Verständnisfragen.
• 1. Wie hoch ist im Text über Wohnungen mit Freifläche die durchschnittliche Bruttomiete für eine Immobilie mit Balkon, Terrasse oder Garten in ganz Österreich?
• 2. Prüfe, ob die folgenden Aussagen dem Text über Wohnungen mit Freifläche entsprechen. Antworte jeweils mit Ja oder Nein und zitiere die entscheidenden Worte des Textes wörtlich.
(a) Mietwohnungen ohne Freifläche werden stärker gesucht als Mietobjekte mit Außenbereich.
(b) Die Angebotsdaten wurden im März ausgewertet.
(c) In Tirol und Salzburg kostet eine 70-Quadratmeter-Wohnung mit Terrasse weniger als 1.000 Euro Miete.
• 3. Setze den Text über Wohnungen mit Freifläche im Anschluss an seinen letzten Satz fort.

Angezeigter Text.
·····

Doch dieser Trend scheint vorerst ein Ende gefunden zu haben. In den ersten Monaten des laufenden Jahres wurden Kaufobjekte mit Freifläche nur noch halb so oft gesucht. Das Minus bei der Nachfrage beträgt satte 53 Prozent: „Dieser starke Einbruch hat unterschiedliche Gründe. Einerseits haben viele die Wunschimmobilie mit Garten oder Terrasse bereits gefunden, andererseits geht die Nachfrage nach Kaufobjekten insgesamt zurück“, erklärt Markus Dejmek, Österreich-Chef von ImmoScout24. Immerhin ist sie bei Kaufobjekten ohne Freifläche mit minus 57 Prozent noch etwas stärker gesunken.
Generell sind derzeit verstärkt Mietobjekte gefragt. Gesucht werden vorwiegend Mietwohnungen ohne Freifläche (plus 15 Prozent) und deutlich weniger oft ein neues Zuhause mit Außenbereich (plus 7 Prozent). „Wir gehen nicht davon aus, dass die Attraktivität der Freiflächen an sich plötzlich abgenommen hat. Allerdings setzen die Menschen angesichts der wirtschaftlichen Rahmenbedingungen ihre Prioritäten anders“, meint Tuğçe Tercioğlu, Analystin bei ImmoScout24. Im Mai dieses Jahres wurden die Daten der 2020 bis 2023 auf ImmoScout24.at veröffentlichten Angebote ausgewertet. Unter den neuen Gegebenheiten spielt der Preis eine entscheidende Rolle.
Österreichweit beträgt die durchschnittliche Bruttomiete, also inklusive Betriebskosten, aber ohne Heizung und Strom, für eine Immobilie mit Balkon, Terrasse oder Garten 16,2 Euro pro Quadratmeter, ohne solche Außenbereiche ist sie um zwei Euro geringer. Im Schnitt liegt also der Mietpreis für eine Wohnung mit Freifläche um circa 14 Prozent höher. „Dabei muss man bedenken, dass Wohnungen mit einem Balkon sehr viel häufiger Neubauten sind“, sagt Tuğçe Tercioğlu. Über 90 Prozent der angebotenen Immobilien, die über eine Freifläche verfügen, sind als Neubau eingestuft und unterliegen damit meist nicht dem Richtwertmietzins und können daher leichter teurer vermietet werden. Die regionalen Unterschiede sind dabei teils beträchtlich. Ein Zuhause mit einer Wohnfläche von 70 Quadratmetern kostet im österreichischen Durchschnitt 1.134 Euro Miete inklusive Betriebskosten, aber ohne Heizung und Strom. Unter 1.000 Euro finden sich derartige Immobilien verstärkt im Burgenland, in Nieder- und Oberösterreich sowie der Steiermark. In Tirol und Salzburg erreicht der Mietpreis für eine 70-Quadratmeter-Wohnung mit Terrasse oder ein ebenso großes Haus mit Garten mit rund 1.290 Euro den höchsten Wert.

·····

Angezeigte Informationen.
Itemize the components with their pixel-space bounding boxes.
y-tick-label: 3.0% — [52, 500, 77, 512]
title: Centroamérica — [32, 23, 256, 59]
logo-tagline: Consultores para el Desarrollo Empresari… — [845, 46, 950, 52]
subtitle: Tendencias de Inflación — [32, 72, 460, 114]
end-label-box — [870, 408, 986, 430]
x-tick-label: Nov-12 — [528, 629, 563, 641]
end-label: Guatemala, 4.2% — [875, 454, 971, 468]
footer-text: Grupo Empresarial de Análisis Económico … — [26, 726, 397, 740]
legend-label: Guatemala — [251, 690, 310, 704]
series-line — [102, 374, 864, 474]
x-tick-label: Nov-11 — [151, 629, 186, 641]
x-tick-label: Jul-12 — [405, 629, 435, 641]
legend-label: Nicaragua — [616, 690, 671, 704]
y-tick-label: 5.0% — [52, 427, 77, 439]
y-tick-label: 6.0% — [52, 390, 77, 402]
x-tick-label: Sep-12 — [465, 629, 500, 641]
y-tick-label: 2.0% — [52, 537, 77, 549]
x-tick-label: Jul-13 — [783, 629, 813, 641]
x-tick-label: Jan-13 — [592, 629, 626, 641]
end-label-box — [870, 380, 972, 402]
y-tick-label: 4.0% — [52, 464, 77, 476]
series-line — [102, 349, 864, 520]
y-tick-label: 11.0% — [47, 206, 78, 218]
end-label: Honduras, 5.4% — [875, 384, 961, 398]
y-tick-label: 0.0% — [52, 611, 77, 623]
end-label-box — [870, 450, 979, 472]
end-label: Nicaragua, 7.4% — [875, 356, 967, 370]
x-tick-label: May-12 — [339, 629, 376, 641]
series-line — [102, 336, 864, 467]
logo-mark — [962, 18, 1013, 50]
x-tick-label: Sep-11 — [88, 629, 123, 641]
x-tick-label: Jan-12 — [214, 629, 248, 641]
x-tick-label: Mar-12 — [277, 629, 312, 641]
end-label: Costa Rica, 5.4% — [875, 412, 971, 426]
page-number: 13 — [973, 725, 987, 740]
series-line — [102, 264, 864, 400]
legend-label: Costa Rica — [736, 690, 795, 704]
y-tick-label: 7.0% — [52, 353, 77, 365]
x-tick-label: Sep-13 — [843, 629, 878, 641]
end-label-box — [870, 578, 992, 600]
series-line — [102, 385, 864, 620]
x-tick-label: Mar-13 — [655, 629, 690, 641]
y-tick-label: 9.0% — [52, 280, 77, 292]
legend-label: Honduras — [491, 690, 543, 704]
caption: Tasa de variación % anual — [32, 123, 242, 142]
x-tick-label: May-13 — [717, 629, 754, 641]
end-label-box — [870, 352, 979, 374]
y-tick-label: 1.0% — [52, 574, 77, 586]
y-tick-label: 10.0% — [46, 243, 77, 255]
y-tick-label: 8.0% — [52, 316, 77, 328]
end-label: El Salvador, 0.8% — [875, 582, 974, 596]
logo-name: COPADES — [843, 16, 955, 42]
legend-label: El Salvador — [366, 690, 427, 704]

·····

Antworten je Aufgabe.
• 1. 16,2 Euro pro Quadratmeter.

• 2.
(a) Ja: „Gesucht werden vorwiegend Mietwohnungen ohne Freifläche (plus 15 Prozent) und deutlich weniger oft ein neues Zuhause mit Außenbereich (plus 7 Prozent).“
(b) Nein: „Im Mai dieses Jahres wurden die Daten der 2020 bis 2023 auf ImmoScout24.at veröffentlichten Angebote ausgewertet.“
(c) Nein: „mit rund 1.290 Euro den höchsten Wert“

• 3.
Noch stärker als bei der Miete wirkt sich eine Freifläche auf den Kaufpreis einer Immobilie aus. Der Quadratmeterpreis für ein Haus oder eine Wohnung ohne Freifläche beträgt im Mittel 4.600 Euro. Verfügt ein Objekt hingegen über Balkon, Terrasse oder Garten, erhöht sich der Preis auf 5.527 Euro. Eine Freifläche steigert den Wert bei Kaufimmobilien also um gut ein Fünftel. Auch hier werden regionale Unterschiede sichtbar: Im Burgenland lassen sich Häuser und Wohnungen von 100 Quadratmetern mit Balkon, Garten oder Terrasse um rund 343.000 Euro erwerben. In Tirol wird dieselbe Größe hingegen um 709.000 Euro angeboten. Mit mehr als 600.000 Euro müssen Käufer:innen in Salzburg, Vorarlberg und Wien rechnen. Nieder- und Oberösterreich sowie die Steiermark und Kärnten locken mit Preisen zwischen 405.000 und 437.000 Euro für ein 100 Quadratmeter großes Eigenheim mit Freifläche.
Ob Kauf oder Miete: Grünflächen und die Möglichkeit, innerhalb des eigenen Wohnbereichs Frischluft zu schnappen, steigern den Wert einer Immobilie nach wie vor beträchtlich. Wie die Daten zeigen, ändern daran selbst eine veränderte Nachfrage und schwierigere wirtschaftliche Rahmenbedingungen vorerst nichts.